━━━━━ Entries provided ━━━━━

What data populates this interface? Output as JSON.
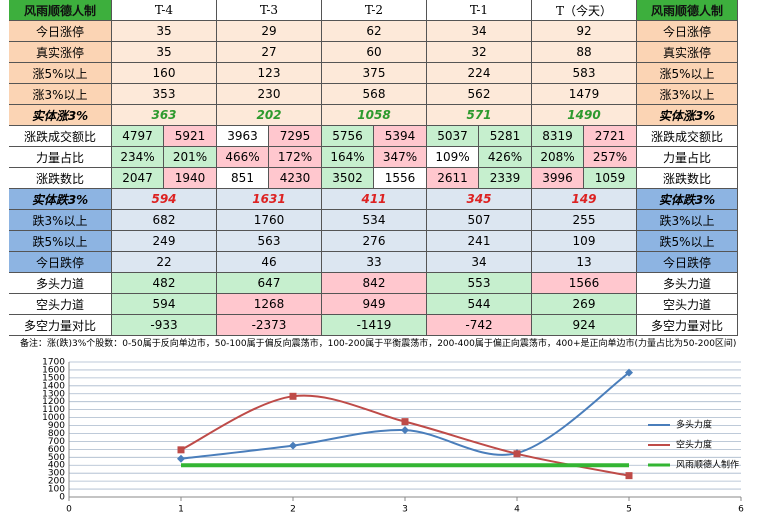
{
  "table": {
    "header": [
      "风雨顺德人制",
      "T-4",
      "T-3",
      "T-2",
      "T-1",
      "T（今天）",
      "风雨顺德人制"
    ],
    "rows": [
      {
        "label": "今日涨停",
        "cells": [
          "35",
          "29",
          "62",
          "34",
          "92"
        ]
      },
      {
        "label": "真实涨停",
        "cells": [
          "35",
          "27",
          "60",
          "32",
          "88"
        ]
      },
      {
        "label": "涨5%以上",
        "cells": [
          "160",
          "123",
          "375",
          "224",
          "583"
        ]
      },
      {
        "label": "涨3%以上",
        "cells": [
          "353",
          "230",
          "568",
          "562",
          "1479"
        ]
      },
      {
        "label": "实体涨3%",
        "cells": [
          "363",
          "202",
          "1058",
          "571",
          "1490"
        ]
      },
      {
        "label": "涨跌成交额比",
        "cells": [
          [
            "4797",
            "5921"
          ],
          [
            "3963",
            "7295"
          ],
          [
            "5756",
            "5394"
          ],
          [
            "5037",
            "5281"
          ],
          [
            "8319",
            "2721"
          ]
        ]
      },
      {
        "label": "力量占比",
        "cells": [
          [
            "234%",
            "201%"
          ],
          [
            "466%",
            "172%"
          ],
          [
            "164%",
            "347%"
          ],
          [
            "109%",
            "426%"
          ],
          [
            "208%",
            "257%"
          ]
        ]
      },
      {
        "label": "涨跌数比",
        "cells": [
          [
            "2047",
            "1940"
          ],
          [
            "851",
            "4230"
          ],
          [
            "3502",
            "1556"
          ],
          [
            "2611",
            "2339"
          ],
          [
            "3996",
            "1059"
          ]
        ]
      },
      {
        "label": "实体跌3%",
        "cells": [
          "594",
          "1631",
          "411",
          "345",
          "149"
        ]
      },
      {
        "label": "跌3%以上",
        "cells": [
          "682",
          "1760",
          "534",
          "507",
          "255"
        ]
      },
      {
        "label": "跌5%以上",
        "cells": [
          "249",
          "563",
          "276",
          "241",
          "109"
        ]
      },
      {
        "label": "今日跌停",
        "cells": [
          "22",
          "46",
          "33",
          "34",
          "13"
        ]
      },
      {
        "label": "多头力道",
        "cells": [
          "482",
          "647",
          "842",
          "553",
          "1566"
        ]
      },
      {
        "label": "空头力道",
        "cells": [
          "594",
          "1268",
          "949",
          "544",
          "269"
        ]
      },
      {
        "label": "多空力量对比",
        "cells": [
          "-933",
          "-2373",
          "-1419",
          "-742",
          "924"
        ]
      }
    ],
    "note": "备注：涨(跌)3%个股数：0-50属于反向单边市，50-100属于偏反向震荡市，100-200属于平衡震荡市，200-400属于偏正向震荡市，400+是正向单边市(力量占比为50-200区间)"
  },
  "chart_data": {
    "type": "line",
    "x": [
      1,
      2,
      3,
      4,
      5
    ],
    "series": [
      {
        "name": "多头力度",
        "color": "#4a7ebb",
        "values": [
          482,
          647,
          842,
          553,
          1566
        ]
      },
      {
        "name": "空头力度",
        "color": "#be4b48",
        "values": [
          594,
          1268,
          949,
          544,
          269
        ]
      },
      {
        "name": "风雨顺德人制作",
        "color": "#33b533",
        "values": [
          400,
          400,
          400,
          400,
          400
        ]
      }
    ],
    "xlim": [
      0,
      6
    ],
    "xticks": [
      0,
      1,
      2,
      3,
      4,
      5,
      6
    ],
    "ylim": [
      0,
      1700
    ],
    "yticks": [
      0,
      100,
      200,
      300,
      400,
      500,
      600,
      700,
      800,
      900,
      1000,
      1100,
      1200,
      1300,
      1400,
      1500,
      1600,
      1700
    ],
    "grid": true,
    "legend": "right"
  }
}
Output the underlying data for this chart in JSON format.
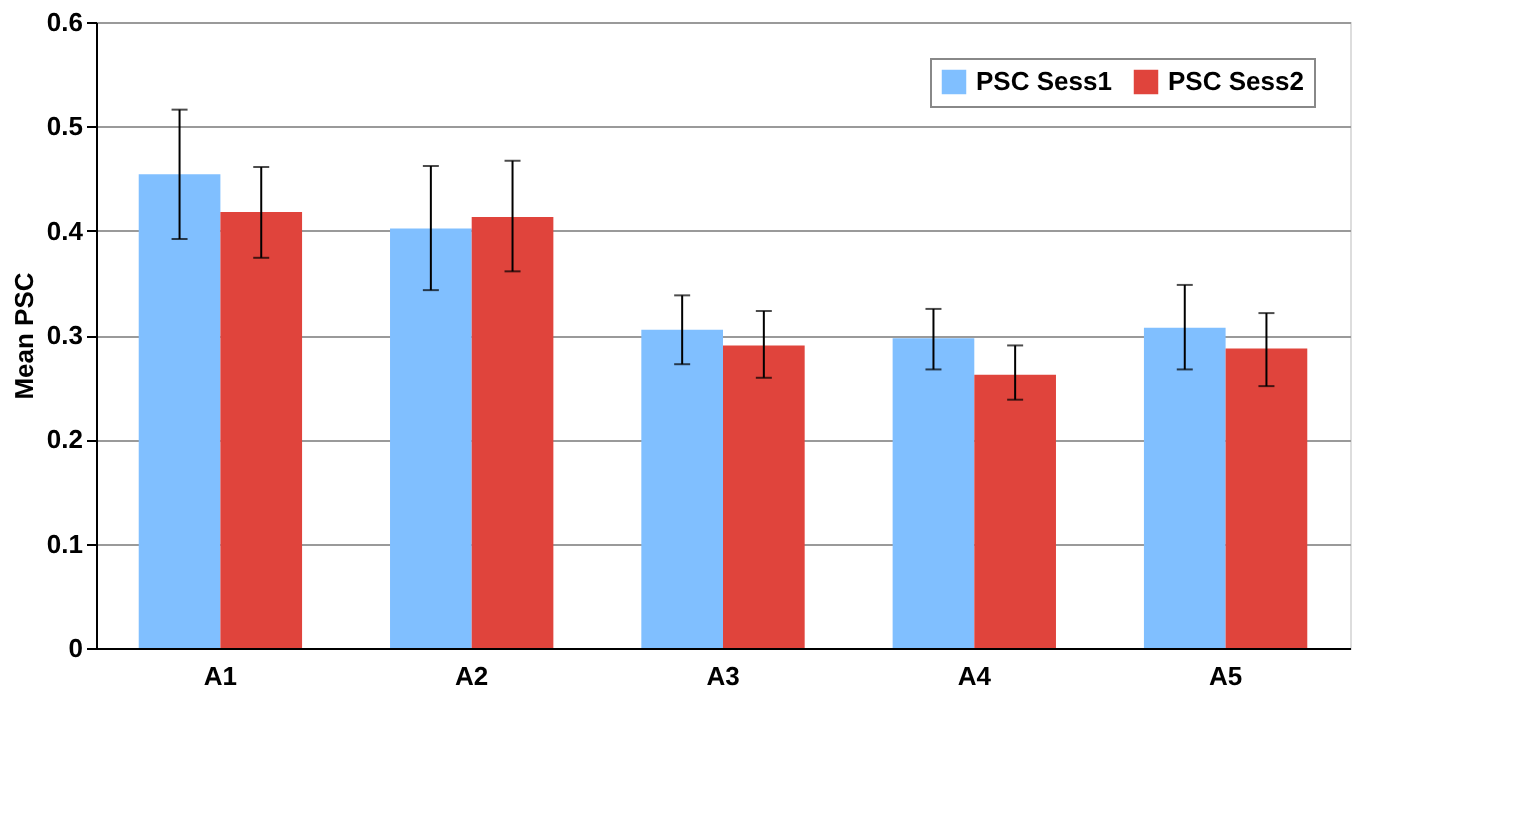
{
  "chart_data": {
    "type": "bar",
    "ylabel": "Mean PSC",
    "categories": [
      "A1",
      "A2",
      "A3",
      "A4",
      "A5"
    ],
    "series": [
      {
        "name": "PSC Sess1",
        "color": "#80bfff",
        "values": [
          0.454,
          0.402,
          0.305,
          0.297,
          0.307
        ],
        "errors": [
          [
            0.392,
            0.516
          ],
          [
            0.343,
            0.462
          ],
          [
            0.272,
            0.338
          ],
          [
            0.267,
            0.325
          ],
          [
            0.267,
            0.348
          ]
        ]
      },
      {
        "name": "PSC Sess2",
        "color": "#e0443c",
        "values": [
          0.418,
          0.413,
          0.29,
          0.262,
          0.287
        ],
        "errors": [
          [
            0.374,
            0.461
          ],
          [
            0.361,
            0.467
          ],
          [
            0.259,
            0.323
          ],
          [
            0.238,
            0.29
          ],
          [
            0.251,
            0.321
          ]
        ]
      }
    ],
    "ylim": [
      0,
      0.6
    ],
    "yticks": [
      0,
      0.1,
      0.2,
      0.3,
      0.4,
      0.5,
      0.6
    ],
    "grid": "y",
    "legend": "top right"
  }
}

━━━━━

▶ [Exercise]: Which lines hold the string "color"? Copy all of them from the data above.

▶ [Answer to this task]:
        "color": "#4a7ebb",
        "color": "#be4b48",
        "color": "#33b533",
        "color": "#80bfff",
        "color": "#e0443c",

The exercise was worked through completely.